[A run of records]
□ □ □ □

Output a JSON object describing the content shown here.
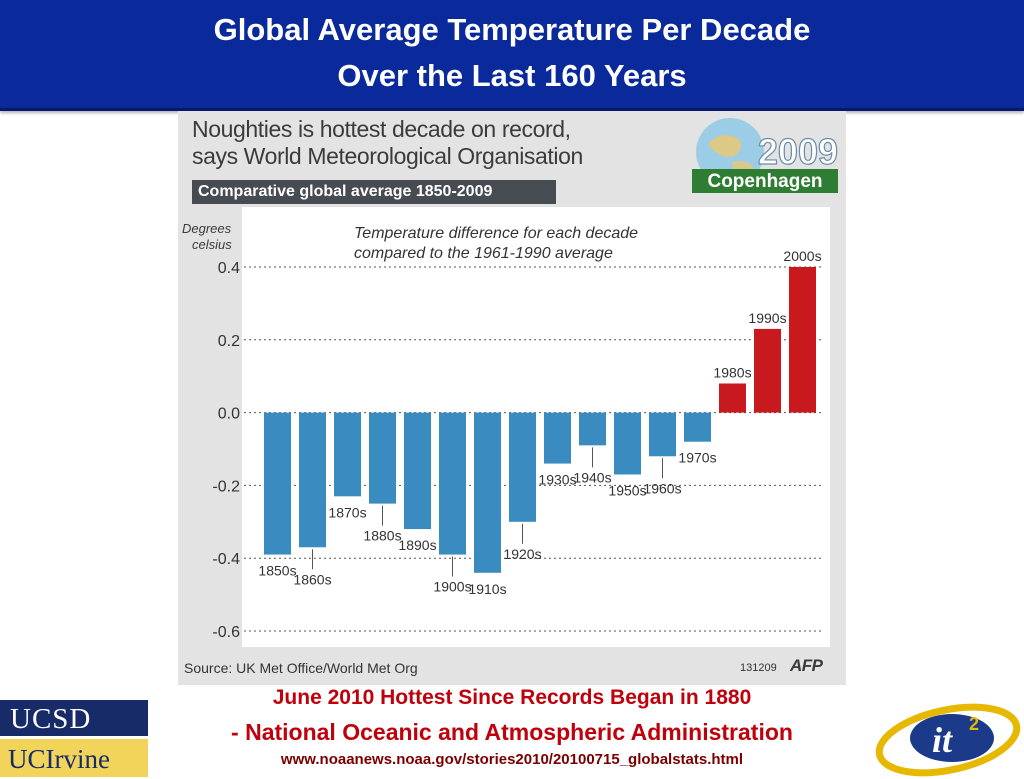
{
  "header": {
    "title_line1": "Global Average Temperature Per Decade",
    "title_line2": "Over the Last 160 Years",
    "background": "#0a2a9c"
  },
  "graphic": {
    "headline_line1": "Noughties is hottest decade on record,",
    "headline_line2": "says World Meteorological Organisation",
    "subtitle": "Comparative global average 1850-2009",
    "logo_year": "2009",
    "logo_city": "Copenhagen",
    "source": "Source: UK Met Office/World Met Org",
    "date_code": "131209",
    "agency": "AFP"
  },
  "chart_data": {
    "type": "bar",
    "annotation_line1": "Temperature difference for each decade",
    "annotation_line2": "compared to the 1961-1990 average",
    "ylabel_line1": "Degrees",
    "ylabel_line2": "celsius",
    "ylim": [
      -0.6,
      0.4
    ],
    "yticks": [
      0.4,
      0.2,
      0.0,
      -0.2,
      -0.4,
      -0.6
    ],
    "ytick_labels": [
      "0.4",
      "0.2",
      "0.0",
      "-0.2",
      "-0.4",
      "-0.6"
    ],
    "grid": true,
    "categories": [
      "1850s",
      "1860s",
      "1870s",
      "1880s",
      "1890s",
      "1900s",
      "1910s",
      "1920s",
      "1930s",
      "1940s",
      "1950s",
      "1960s",
      "1970s",
      "1980s",
      "1990s",
      "2000s"
    ],
    "values": [
      -0.39,
      -0.37,
      -0.23,
      -0.25,
      -0.32,
      -0.39,
      -0.44,
      -0.3,
      -0.14,
      -0.09,
      -0.17,
      -0.12,
      -0.08,
      0.08,
      0.23,
      0.4
    ],
    "colors": {
      "negative": "#3a8bbf",
      "positive": "#c8191e"
    }
  },
  "caption": {
    "line1": "June 2010 Hottest Since Records Began in 1880",
    "line2": "- National Oceanic and Atmospheric Administration",
    "line3": "www.noaanews.noaa.gov/stories2010/20100715_globalstats.html"
  },
  "logos": {
    "ucsd": "UCSD",
    "uci": "UCIrvine",
    "it2": "it",
    "it2_sup": "2"
  }
}
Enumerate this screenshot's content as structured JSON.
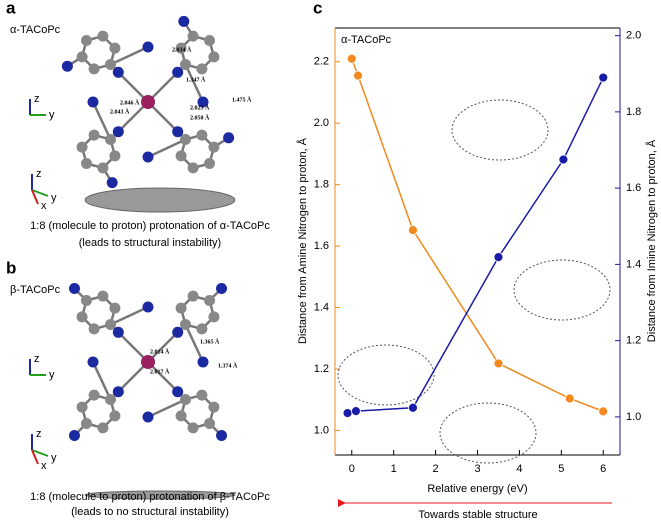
{
  "panels": [
    {
      "label": "a",
      "title": "α-TACoPc",
      "bond_labels": [
        "2.034 Å",
        "1.347 Å",
        "2.043 Å",
        "2.025 Å",
        "1.475 Å",
        "2.046 Å",
        "2.058 Å"
      ],
      "triad_1": [
        "z",
        "y"
      ],
      "triad_2": [
        "z",
        "y",
        "x"
      ],
      "caption": "1:8 (molecule to proton) protonation of α-TACoPc",
      "note": "(leads to structural instability)"
    },
    {
      "label": "b",
      "title": "β-TACoPc",
      "bond_labels": [
        "2.014 Å",
        "1.365 Å",
        "1.374 Å",
        "2.017 Å"
      ],
      "triad_1": [
        "z",
        "y"
      ],
      "triad_2": [
        "z",
        "y",
        "x"
      ],
      "caption": "1:8 (molecule to proton) protonation of β-TACoPc",
      "note": "(leads to no structural instability)"
    }
  ],
  "chart_data": {
    "type": "line",
    "panel_label": "c",
    "annotation": "α-TACoPc",
    "x_label": "Relative energy (eV)",
    "y_label": "Distance from Amine Nitrogen to proton, Å",
    "y2_label": "Distance from Imine Nitrogen to proton, Å",
    "arrow_label": "Towards stable structure",
    "xlim": [
      -0.4,
      6.4
    ],
    "xticks": [
      0,
      1,
      2,
      3,
      4,
      5,
      6
    ],
    "ylim": [
      0.92,
      2.31
    ],
    "yticks": [
      {
        "value": 1,
        "label": "1.0"
      },
      {
        "value": 1.2,
        "label": "1.2"
      },
      {
        "value": 1.4,
        "label": "1.4"
      },
      {
        "value": 1.6,
        "label": "1.6"
      },
      {
        "value": 1.8,
        "label": "1.8"
      },
      {
        "value": 2,
        "label": "2.0"
      },
      {
        "value": 2.2,
        "label": "2.2"
      }
    ],
    "y2lim": [
      0.9,
      2.02
    ],
    "y2ticks": [
      {
        "value": 1,
        "label": "1.0"
      },
      {
        "value": 1.2,
        "label": "1.2"
      },
      {
        "value": 1.4,
        "label": "1.4"
      },
      {
        "value": 1.6,
        "label": "1.6"
      },
      {
        "value": 1.8,
        "label": "1.8"
      },
      {
        "value": 2,
        "label": "2.0"
      }
    ],
    "series": [
      {
        "color": "#f28a1e",
        "axis": "y",
        "x": [
          0,
          0.15,
          1.46,
          3.5,
          5.2,
          6
        ],
        "values": [
          2.21,
          2.155,
          1.652,
          1.218,
          1.104,
          1.062
        ]
      },
      {
        "color": "#1a1aa8",
        "axis": "y2",
        "x": [
          -0.1,
          0.1,
          1.46,
          3.5,
          5.05,
          6
        ],
        "values": [
          1.01,
          1.015,
          1.024,
          1.419,
          1.675,
          1.89
        ]
      }
    ]
  }
}
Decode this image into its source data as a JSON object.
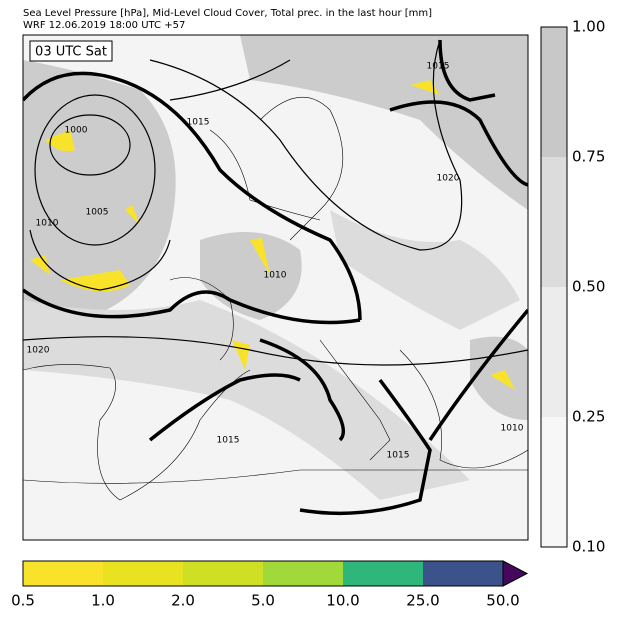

□ □ □ □

Written problem:
Repeat the listing in full and exactly. Leave any pictures out.

Response to the task:
Output a JSON object describing the content shown here.
{
  "header": {
    "title_line1": "Global Average Temperature Per Decade",
    "title_line2": "Over the Last 160 Years",
    "background": "#0a2a9c"
  },
  "graphic": {
    "headline_line1": "Noughties is hottest decade on record,",
    "headline_line2": "says World Meteorological Organisation",
    "subtitle": "Comparative global average 1850-2009",
    "logo_year": "2009",
    "logo_city": "Copenhagen",
    "source": "Source: UK Met Office/World Met Org",
    "date_code": "131209",
    "agency": "AFP"
  },
  "chart_data": {
    "type": "bar",
    "annotation_line1": "Temperature difference for each decade",
    "annotation_line2": "compared to the 1961-1990 average",
    "ylabel_line1": "Degrees",
    "ylabel_line2": "celsius",
    "ylim": [
      -0.6,
      0.4
    ],
    "yticks": [
      0.4,
      0.2,
      0.0,
      -0.2,
      -0.4,
      -0.6
    ],
    "ytick_labels": [
      "0.4",
      "0.2",
      "0.0",
      "-0.2",
      "-0.4",
      "-0.6"
    ],
    "grid": true,
    "categories": [
      "1850s",
      "1860s",
      "1870s",
      "1880s",
      "1890s",
      "1900s",
      "1910s",
      "1920s",
      "1930s",
      "1940s",
      "1950s",
      "1960s",
      "1970s",
      "1980s",
      "1990s",
      "2000s"
    ],
    "values": [
      -0.39,
      -0.37,
      -0.23,
      -0.25,
      -0.32,
      -0.39,
      -0.44,
      -0.3,
      -0.14,
      -0.09,
      -0.17,
      -0.12,
      -0.08,
      0.08,
      0.23,
      0.4
    ],
    "colors": {
      "negative": "#3a8bbf",
      "positive": "#c8191e"
    }
  },
  "caption": {
    "line1": "June 2010 Hottest Since Records Began in 1880",
    "line2": "- National Oceanic and Atmospheric Administration",
    "line3": "www.noaanews.noaa.gov/stories2010/20100715_globalstats.html"
  },
  "logos": {
    "ucsd": "UCSD",
    "uci": "UCIrvine",
    "it2": "it",
    "it2_sup": "2"
  }
}
Enumerate this screenshot's content as structured JSON.
{
  "panels": [
    {
      "label": "a",
      "title": "α-TACoPc",
      "bond_labels": [
        "2.034 Å",
        "1.347 Å",
        "2.043 Å",
        "2.025 Å",
        "1.475 Å",
        "2.046 Å",
        "2.058 Å"
      ],
      "triad_1": [
        "z",
        "y"
      ],
      "triad_2": [
        "z",
        "y",
        "x"
      ],
      "caption": "1:8 (molecule to proton) protonation of α-TACoPc",
      "note": "(leads to structural instability)"
    },
    {
      "label": "b",
      "title": "β-TACoPc",
      "bond_labels": [
        "2.014 Å",
        "1.365 Å",
        "1.374 Å",
        "2.017 Å"
      ],
      "triad_1": [
        "z",
        "y"
      ],
      "triad_2": [
        "z",
        "y",
        "x"
      ],
      "caption": "1:8 (molecule to proton) protonation of β-TACoPc",
      "note": "(leads to no structural instability)"
    }
  ],
  "chart_data": {
    "type": "line",
    "panel_label": "c",
    "annotation": "α-TACoPc",
    "x_label": "Relative energy (eV)",
    "y_label": "Distance from Amine Nitrogen to proton, Å",
    "y2_label": "Distance from Imine Nitrogen to proton, Å",
    "arrow_label": "Towards stable structure",
    "xlim": [
      -0.4,
      6.4
    ],
    "xticks": [
      0,
      1,
      2,
      3,
      4,
      5,
      6
    ],
    "ylim": [
      0.92,
      2.31
    ],
    "yticks": [
      {
        "value": 1,
        "label": "1.0"
      },
      {
        "value": 1.2,
        "label": "1.2"
      },
      {
        "value": 1.4,
        "label": "1.4"
      },
      {
        "value": 1.6,
        "label": "1.6"
      },
      {
        "value": 1.8,
        "label": "1.8"
      },
      {
        "value": 2,
        "label": "2.0"
      },
      {
        "value": 2.2,
        "label": "2.2"
      }
    ],
    "y2lim": [
      0.9,
      2.02
    ],
    "y2ticks": [
      {
        "value": 1,
        "label": "1.0"
      },
      {
        "value": 1.2,
        "label": "1.2"
      },
      {
        "value": 1.4,
        "label": "1.4"
      },
      {
        "value": 1.6,
        "label": "1.6"
      },
      {
        "value": 1.8,
        "label": "1.8"
      },
      {
        "value": 2,
        "label": "2.0"
      }
    ],
    "series": [
      {
        "color": "#f28a1e",
        "axis": "y",
        "x": [
          0,
          0.15,
          1.46,
          3.5,
          5.2,
          6
        ],
        "values": [
          2.21,
          2.155,
          1.652,
          1.218,
          1.104,
          1.062
        ]
      },
      {
        "color": "#1a1aa8",
        "axis": "y2",
        "x": [
          -0.1,
          0.1,
          1.46,
          3.5,
          5.05,
          6
        ],
        "values": [
          1.01,
          1.015,
          1.024,
          1.419,
          1.675,
          1.89
        ]
      }
    ]
  }
}
Decode this image into its source data as a JSON object.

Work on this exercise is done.